To be done: The records below must be output exactly, without pictures.

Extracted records
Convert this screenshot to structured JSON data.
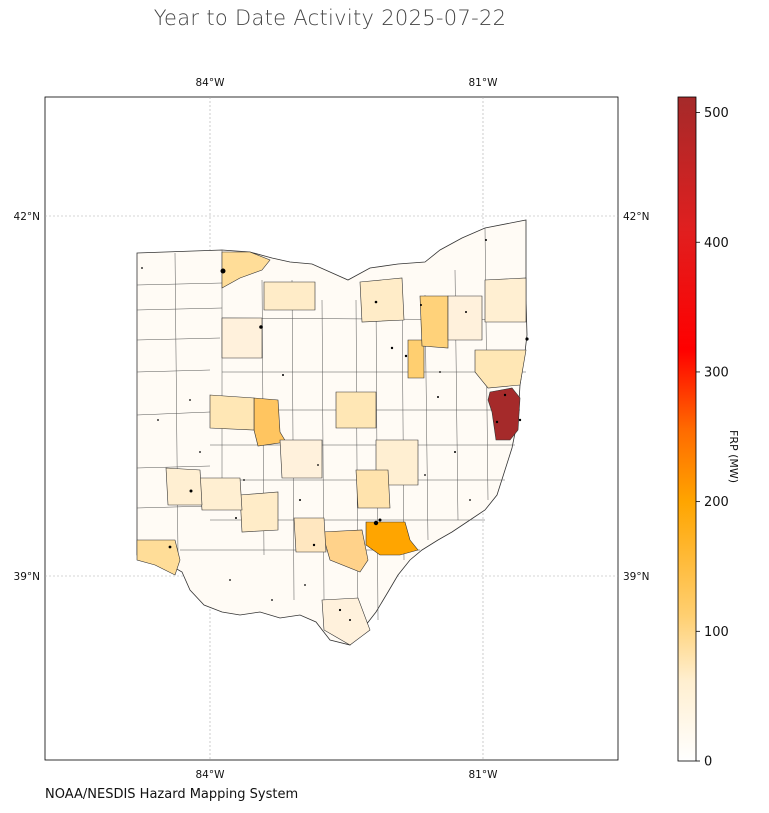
{
  "title": "Year to Date Activity 2025-07-22",
  "credit": "NOAA/NESDIS Hazard Mapping System",
  "colorbar": {
    "label": "FRP (MW)",
    "min": 0,
    "max": 512,
    "ticks": [
      "0",
      "100",
      "200",
      "300",
      "400",
      "500"
    ],
    "tick_values": [
      0,
      100,
      200,
      300,
      400,
      500
    ],
    "colors": [
      "#ffffff",
      "#fff0d0",
      "#ffd27a",
      "#ffa500",
      "#ff4500",
      "#ff0000",
      "#a52a2a"
    ]
  },
  "map": {
    "region": "Ohio",
    "lon_ticks": [
      "84°W",
      "81°W"
    ],
    "lat_ticks": [
      "42°N",
      "39°N"
    ],
    "gridlines": true,
    "county_fill_levels": {
      "Columbiana": 500,
      "Monroe": 200,
      "Tuscarawas": 160,
      "Wyandot": 150,
      "Trumbull": 90,
      "Lucas": 90,
      "Scioto": 90,
      "Adams": 70,
      "Hamilton": 60
    }
  }
}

Completed exercise:
Convert this screenshot to structured JSON data.
{
  "title": "Year to Date Activity 2025-07-22",
  "credit": "NOAA/NESDIS Hazard Mapping System",
  "colorbar": {
    "label": "FRP (MW)",
    "min": 0,
    "max": 512,
    "ticks": [
      "0",
      "100",
      "200",
      "300",
      "400",
      "500"
    ],
    "tick_values": [
      0,
      100,
      200,
      300,
      400,
      500
    ],
    "colors": [
      "#ffffff",
      "#fff0d0",
      "#ffd27a",
      "#ffa500",
      "#ff4500",
      "#ff0000",
      "#a52a2a"
    ]
  },
  "map": {
    "region": "Ohio",
    "lon_ticks": [
      "84°W",
      "81°W"
    ],
    "lat_ticks": [
      "42°N",
      "39°N"
    ],
    "gridlines": true,
    "county_fill_levels": {
      "Columbiana": 500,
      "Monroe": 200,
      "Tuscarawas": 160,
      "Wyandot": 150,
      "Trumbull": 90,
      "Lucas": 90,
      "Scioto": 90,
      "Adams": 70,
      "Hamilton": 60
    }
  }
}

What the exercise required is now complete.